-- DATASET CONTENT start --

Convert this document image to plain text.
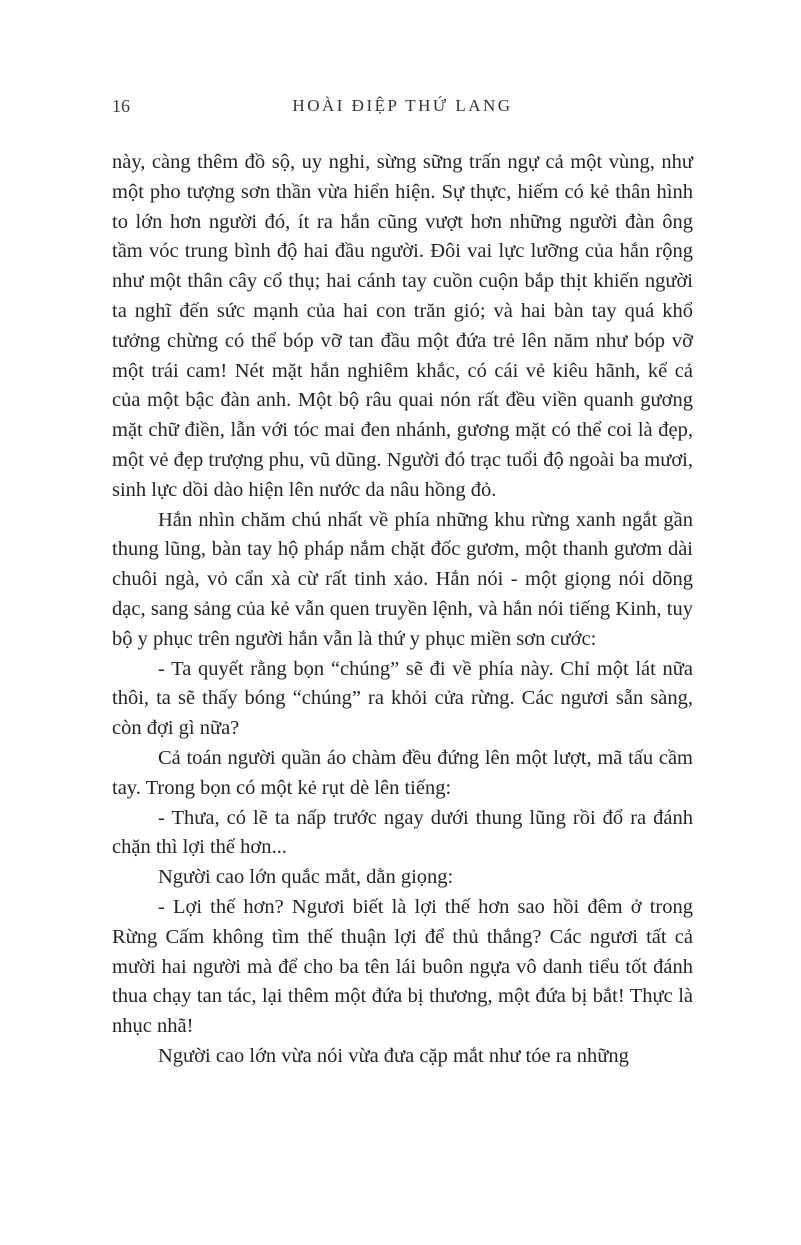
16	HOÀI ĐIỆP THỨ LANG

này, càng thêm đồ sộ, uy nghi, sừng sững trấn ngự cả một vùng, như một pho tượng sơn thần vừa hiển hiện. Sự thực, hiếm có kẻ thân hình to lớn hơn người đó, ít ra hắn cũng vượt hơn những người đàn ông tầm vóc trung bình độ hai đầu người. Đôi vai lực lưỡng của hắn rộng như một thân cây cổ thụ; hai cánh tay cuồn cuộn bắp thịt khiến người ta nghĩ đến sức mạnh của hai con trăn gió; và hai bàn tay quá khổ tưởng chừng có thể bóp vỡ tan đầu một đứa trẻ lên năm như bóp vỡ một trái cam! Nét mặt hắn nghiêm khắc, có cái vẻ kiêu hãnh, kể cả của một bậc đàn anh. Một bộ râu quai nón rất đều viền quanh gương mặt chữ điền, lẫn với tóc mai đen nhánh, gương mặt có thể coi là đẹp, một vẻ đẹp trượng phu, vũ dũng. Người đó trạc tuổi độ ngoài ba mươi, sinh lực dồi dào hiện lên nước da nâu hồng đỏ.

Hắn nhìn chăm chú nhất về phía những khu rừng xanh ngắt gần thung lũng, bàn tay hộ pháp nắm chặt đốc gươm, một thanh gươm dài chuôi ngà, vỏ cẩn xà cừ rất tinh xảo. Hắn nói - một giọng nói dõng dạc, sang sảng của kẻ vẫn quen truyền lệnh, và hắn nói tiếng Kinh, tuy bộ y phục trên người hắn vẫn là thứ y phục miền sơn cước:

- Ta quyết rằng bọn “chúng” sẽ đi về phía này. Chỉ một lát nữa thôi, ta sẽ thấy bóng “chúng” ra khỏi cửa rừng. Các ngươi sẵn sàng, còn đợi gì nữa?

Cả toán người quần áo chàm đều đứng lên một lượt, mã tấu cầm tay. Trong bọn có một kẻ rụt dè lên tiếng:

- Thưa, có lẽ ta nấp trước ngay dưới thung lũng rồi đổ ra đánh chặn thì lợi thế hơn...

Người cao lớn quắc mắt, dằn giọng:

- Lợi thế hơn? Ngươi biết là lợi thế hơn sao hồi đêm ở trong Rừng Cấm không tìm thế thuận lợi để thủ thắng? Các ngươi tất cả mười hai người mà để cho ba tên lái buôn ngựa vô danh tiểu tốt đánh thua chạy tan tác, lại thêm một đứa bị thương, một đứa bị bắt! Thực là nhục nhã!

Người cao lớn vừa nói vừa đưa cặp mắt như tóe ra những
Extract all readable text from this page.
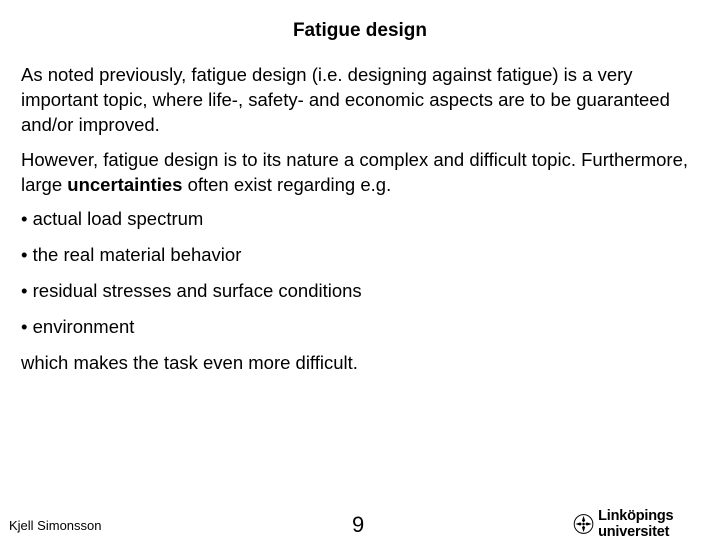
Fatigue design
As noted previously, fatigue design (i.e. designing against fatigue) is a very important topic, where life-, safety- and economic aspects are to be guaranteed and/or improved.
However, fatigue design is to its nature a complex and difficult topic. Furthermore, large uncertainties often exist regarding e.g.
• actual load spectrum
• the real material behavior
• residual stresses and surface conditions
• environment
which makes the task even more difficult.
Kjell Simonsson	9	Linköpings universitet
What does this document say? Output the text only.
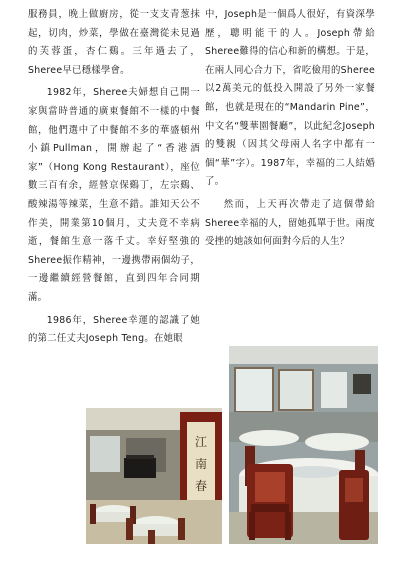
服務員，晚上做廚房，從一支支青葱抹起，切肉，炒菜，學做在臺灣從未見過的芙蓉蛋，杏仁鷄。三年過去了，Sheree早已穩樣學會。

1982年，Sheree夫婦想自己開一家與當時普通的廣東餐館不一樣的中餐館，他們選中了中餐館不多的華盛頓州小鎮Pullman，開辦起了“香港酒家”（Hong Kong Restaurant），座位數三百有余，經營京保鷄丁，左宗鷄、酸辣湯等辣菜，生意不錯。誰知天公不作美，開業第10個月，丈夫竟不幸病逝，餐館生意一落千丈。幸好堅強的Sheree振作精神，一邊携帶兩個幼子，一邊繼續經營餐館，直到四年合同期滿。

1986年，Sheree幸運的認識了她的第二任丈夫Joseph Teng。在她眼

中，Joseph是一個爲人很好，有資深學歷，聰明能干的人。Joseph帶給Sheree難得的信心和新的構想。于是，在兩人同心合力下，省吃儉用的Sheree以2萬美元的低投入開設了另外一家餐館，也就是現在的“Mandarin Pine”，中文名“雙華園餐廳”，以此紀念Joseph的雙親（因其父母兩人名字中都有一個“華”字）。1987年，幸福的二人結婚了。

然而，上天再次帶走了這個帶給Sheree幸福的人，留她孤單于世。兩度受挫的她該如何面對今后的人生？

江
南
春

-- DATASET CONTENT end --

- **THE PROBLEM**: Each line that holds the string "document" counts once; give the total and nothing else.

- **ANSWER FOR THIS EXERCISE**: 2